To do: Put the lines into a Markdown table with the columns "Row" and "Line", starting at the first line of the records and ending at the line that contains "746, 884, 774]". Number each row and leave out blank lines.

Begin Given records

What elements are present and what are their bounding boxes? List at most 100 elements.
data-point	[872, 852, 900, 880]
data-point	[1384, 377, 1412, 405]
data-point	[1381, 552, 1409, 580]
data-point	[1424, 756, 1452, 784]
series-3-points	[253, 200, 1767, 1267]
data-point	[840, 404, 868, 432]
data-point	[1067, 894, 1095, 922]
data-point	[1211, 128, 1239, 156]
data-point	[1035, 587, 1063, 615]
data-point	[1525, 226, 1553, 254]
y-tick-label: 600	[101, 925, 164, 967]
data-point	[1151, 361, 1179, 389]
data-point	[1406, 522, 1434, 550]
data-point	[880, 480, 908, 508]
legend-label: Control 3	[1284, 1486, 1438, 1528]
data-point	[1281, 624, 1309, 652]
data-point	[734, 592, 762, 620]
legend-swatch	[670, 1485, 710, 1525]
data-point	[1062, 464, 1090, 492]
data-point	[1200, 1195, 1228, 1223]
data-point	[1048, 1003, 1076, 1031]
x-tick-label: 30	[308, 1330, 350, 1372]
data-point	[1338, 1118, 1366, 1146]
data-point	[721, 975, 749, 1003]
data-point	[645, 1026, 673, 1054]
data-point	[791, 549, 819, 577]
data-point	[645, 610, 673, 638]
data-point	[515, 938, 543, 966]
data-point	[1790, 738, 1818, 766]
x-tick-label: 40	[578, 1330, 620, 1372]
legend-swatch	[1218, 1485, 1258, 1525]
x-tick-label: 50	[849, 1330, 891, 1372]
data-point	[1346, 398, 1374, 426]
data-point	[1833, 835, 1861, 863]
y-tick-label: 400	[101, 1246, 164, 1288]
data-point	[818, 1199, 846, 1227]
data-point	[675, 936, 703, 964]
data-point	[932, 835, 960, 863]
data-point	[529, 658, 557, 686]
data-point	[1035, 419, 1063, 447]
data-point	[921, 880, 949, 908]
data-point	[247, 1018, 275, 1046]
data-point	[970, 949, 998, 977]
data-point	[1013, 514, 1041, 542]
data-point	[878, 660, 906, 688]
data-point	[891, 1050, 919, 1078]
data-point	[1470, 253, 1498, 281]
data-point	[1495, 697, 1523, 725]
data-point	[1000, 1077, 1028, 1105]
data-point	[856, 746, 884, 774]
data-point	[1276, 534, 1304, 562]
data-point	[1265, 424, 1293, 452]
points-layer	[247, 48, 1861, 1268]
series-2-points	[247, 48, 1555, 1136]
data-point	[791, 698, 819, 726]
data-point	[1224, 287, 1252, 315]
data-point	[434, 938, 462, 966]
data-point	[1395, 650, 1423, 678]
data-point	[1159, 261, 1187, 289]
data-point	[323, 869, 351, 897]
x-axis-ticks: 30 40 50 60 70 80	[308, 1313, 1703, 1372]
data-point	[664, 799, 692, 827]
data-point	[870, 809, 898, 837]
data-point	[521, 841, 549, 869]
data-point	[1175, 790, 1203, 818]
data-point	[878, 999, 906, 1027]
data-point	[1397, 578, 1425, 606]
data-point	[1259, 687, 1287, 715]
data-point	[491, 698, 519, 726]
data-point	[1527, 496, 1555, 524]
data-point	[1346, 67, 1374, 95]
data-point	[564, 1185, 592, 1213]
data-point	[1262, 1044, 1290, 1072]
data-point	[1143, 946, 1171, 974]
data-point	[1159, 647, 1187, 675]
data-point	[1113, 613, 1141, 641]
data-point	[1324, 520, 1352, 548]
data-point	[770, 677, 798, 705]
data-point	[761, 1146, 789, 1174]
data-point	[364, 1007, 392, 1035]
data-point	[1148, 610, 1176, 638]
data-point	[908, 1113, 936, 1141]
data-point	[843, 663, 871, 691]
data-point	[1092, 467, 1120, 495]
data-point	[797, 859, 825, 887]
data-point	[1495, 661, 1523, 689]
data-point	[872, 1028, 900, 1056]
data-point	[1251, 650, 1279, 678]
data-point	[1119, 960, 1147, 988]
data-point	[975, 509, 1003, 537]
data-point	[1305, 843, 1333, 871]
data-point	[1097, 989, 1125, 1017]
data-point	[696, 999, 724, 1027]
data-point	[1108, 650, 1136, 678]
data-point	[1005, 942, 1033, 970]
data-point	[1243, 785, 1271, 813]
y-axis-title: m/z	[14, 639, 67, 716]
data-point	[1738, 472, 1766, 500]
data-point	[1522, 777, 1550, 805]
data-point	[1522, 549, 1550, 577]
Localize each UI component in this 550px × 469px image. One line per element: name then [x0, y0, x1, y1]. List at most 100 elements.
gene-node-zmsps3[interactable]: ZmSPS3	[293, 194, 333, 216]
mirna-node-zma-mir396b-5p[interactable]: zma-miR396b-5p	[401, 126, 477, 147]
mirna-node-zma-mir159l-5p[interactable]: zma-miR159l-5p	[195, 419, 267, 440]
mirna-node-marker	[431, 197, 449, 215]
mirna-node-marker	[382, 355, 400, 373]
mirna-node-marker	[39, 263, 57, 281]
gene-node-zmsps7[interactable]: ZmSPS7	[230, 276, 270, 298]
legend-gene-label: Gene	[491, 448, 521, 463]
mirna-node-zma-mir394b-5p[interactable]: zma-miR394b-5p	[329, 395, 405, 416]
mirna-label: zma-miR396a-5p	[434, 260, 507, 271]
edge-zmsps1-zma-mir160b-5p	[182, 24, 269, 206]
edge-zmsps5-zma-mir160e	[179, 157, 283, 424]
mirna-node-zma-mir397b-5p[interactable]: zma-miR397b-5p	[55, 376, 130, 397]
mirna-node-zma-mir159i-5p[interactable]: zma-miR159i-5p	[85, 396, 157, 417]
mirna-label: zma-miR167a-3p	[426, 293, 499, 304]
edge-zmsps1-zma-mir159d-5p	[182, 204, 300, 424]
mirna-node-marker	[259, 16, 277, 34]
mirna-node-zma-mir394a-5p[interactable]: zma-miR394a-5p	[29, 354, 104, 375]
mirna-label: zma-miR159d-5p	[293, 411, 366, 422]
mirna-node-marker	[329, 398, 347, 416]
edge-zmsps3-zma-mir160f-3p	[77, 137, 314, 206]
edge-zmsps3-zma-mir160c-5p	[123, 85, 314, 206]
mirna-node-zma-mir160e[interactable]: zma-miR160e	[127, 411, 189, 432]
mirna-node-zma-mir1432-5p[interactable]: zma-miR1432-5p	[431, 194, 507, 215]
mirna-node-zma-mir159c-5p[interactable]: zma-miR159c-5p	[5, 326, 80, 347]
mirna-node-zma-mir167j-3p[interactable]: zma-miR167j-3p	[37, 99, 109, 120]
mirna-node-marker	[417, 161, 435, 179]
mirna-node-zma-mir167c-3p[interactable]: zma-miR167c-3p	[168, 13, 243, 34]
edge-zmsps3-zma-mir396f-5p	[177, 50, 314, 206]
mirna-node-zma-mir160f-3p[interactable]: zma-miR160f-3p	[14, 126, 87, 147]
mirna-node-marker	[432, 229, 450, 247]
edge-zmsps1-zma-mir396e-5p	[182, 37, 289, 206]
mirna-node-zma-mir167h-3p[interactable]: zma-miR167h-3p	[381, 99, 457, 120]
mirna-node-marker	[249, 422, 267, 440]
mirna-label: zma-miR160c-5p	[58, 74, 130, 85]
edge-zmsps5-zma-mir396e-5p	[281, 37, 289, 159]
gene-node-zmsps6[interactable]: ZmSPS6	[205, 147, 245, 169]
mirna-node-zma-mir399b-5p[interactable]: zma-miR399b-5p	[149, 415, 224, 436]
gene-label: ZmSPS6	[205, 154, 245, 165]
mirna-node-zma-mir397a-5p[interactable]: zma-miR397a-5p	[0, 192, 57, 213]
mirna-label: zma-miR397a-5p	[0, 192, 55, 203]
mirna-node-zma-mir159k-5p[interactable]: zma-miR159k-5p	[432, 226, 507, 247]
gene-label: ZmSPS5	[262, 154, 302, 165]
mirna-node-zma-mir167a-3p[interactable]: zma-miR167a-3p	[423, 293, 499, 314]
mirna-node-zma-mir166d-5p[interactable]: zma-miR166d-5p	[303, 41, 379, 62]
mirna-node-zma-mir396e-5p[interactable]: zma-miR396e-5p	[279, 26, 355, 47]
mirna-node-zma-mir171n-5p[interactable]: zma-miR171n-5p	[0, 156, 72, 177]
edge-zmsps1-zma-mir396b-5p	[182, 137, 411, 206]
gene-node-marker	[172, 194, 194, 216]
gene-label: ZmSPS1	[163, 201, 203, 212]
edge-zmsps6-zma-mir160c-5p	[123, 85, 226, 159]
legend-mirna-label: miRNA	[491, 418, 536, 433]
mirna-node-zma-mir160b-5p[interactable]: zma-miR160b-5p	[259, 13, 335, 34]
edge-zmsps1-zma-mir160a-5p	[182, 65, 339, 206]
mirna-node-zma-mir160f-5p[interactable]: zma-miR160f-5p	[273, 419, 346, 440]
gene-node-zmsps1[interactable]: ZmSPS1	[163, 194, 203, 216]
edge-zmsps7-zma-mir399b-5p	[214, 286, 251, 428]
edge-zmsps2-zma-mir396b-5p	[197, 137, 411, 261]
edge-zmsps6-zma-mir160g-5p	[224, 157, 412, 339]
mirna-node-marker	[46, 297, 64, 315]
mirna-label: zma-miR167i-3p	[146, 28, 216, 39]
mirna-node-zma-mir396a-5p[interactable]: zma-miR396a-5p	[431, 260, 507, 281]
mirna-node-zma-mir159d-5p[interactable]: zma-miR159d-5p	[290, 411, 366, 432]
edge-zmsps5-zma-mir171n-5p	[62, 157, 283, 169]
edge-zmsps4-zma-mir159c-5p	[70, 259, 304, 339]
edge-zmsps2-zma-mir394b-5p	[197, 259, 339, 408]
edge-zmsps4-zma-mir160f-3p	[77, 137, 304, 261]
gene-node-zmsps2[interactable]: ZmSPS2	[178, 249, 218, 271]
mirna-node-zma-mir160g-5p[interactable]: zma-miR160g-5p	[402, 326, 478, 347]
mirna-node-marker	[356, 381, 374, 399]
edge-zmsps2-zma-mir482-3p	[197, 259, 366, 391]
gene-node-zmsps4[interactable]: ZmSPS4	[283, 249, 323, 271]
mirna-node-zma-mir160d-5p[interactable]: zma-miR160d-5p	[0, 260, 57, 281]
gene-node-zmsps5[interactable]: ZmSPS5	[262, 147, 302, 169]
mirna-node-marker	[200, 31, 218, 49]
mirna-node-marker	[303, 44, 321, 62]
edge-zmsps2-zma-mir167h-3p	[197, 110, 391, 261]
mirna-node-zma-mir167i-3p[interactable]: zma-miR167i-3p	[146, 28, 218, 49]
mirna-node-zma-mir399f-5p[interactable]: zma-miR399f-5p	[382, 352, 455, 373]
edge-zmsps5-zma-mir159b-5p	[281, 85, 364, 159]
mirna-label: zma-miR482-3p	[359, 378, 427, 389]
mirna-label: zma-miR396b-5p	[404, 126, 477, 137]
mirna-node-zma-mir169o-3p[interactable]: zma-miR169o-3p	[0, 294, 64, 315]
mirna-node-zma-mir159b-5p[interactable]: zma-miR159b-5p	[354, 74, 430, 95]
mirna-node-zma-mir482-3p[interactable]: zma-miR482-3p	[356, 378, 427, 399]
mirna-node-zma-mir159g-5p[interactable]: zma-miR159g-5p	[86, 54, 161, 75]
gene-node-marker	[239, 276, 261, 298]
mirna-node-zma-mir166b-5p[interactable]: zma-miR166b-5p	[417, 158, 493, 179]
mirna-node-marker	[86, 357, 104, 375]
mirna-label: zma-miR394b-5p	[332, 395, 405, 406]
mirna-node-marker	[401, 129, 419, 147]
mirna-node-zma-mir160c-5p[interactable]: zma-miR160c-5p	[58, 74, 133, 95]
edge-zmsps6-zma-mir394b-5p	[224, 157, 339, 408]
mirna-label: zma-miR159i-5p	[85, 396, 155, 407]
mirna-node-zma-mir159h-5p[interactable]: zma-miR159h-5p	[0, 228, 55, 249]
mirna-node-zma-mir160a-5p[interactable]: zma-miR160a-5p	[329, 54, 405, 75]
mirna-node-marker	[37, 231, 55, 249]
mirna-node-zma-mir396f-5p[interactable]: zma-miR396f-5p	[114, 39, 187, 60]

End Given records

Response to this task:
| Row | Line |
|---|---|
| 1 | What elements are present and what are their bounding boxes? List at most 100 elements. |
| 2 | data-point	[872, 852, 900, 880] |
| 3 | data-point	[1384, 377, 1412, 405] |
| 4 | data-point	[1381, 552, 1409, 580] |
| 5 | data-point	[1424, 756, 1452, 784] |
| 6 | series-3-points	[253, 200, 1767, 1267] |
| 7 | data-point	[840, 404, 868, 432] |
| 8 | data-point	[1067, 894, 1095, 922] |
| 9 | data-point	[1211, 128, 1239, 156] |
| 10 | data-point	[1035, 587, 1063, 615] |
| 11 | data-point	[1525, 226, 1553, 254] |
| 12 | y-tick-label: 600	[101, 925, 164, 967] |
| 13 | data-point	[1151, 361, 1179, 389] |
| 14 | data-point	[1406, 522, 1434, 550] |
| 15 | data-point	[880, 480, 908, 508] |
| 16 | legend-label: Control 3	[1284, 1486, 1438, 1528] |
| 17 | data-point	[1281, 624, 1309, 652] |
| 18 | data-point	[734, 592, 762, 620] |
| 19 | legend-swatch	[670, 1485, 710, 1525] |
| 20 | data-point	[1062, 464, 1090, 492] |
| 21 | data-point	[1200, 1195, 1228, 1223] |
| 22 | data-point	[1048, 1003, 1076, 1031] |
| 23 | x-tick-label: 30	[308, 1330, 350, 1372] |
| 24 | data-point	[1338, 1118, 1366, 1146] |
| 25 | data-point	[721, 975, 749, 1003] |
| 26 | data-point	[645, 1026, 673, 1054] |
| 27 | data-point	[791, 549, 819, 577] |
| 28 | data-point	[645, 610, 673, 638] |
| 29 | data-point	[515, 938, 543, 966] |
| 30 | data-point	[1790, 738, 1818, 766] |
| 31 | x-tick-label: 40	[578, 1330, 620, 1372] |
| 32 | legend-swatch	[1218, 1485, 1258, 1525] |
| 33 | x-tick-label: 50	[849, 1330, 891, 1372] |
| 34 | data-point	[1346, 398, 1374, 426] |
| 35 | data-point	[1833, 835, 1861, 863] |
| 36 | y-tick-label: 400	[101, 1246, 164, 1288] |
| 37 | data-point	[818, 1199, 846, 1227] |
| 38 | data-point	[675, 936, 703, 964] |
| 39 | data-point	[932, 835, 960, 863] |
| 40 | data-point	[529, 658, 557, 686] |
| 41 | data-point	[1035, 419, 1063, 447] |
| 42 | data-point	[921, 880, 949, 908] |
| 43 | data-point	[247, 1018, 275, 1046] |
| 44 | data-point	[970, 949, 998, 977] |
| 45 | data-point	[1013, 514, 1041, 542] |
| 46 | data-point	[878, 660, 906, 688] |
| 47 | data-point	[891, 1050, 919, 1078] |
| 48 | data-point	[1470, 253, 1498, 281] |
| 49 | data-point	[1495, 697, 1523, 725] |
| 50 | data-point	[1000, 1077, 1028, 1105] |
| 51 | data-point	[856, 746, 884, 774] |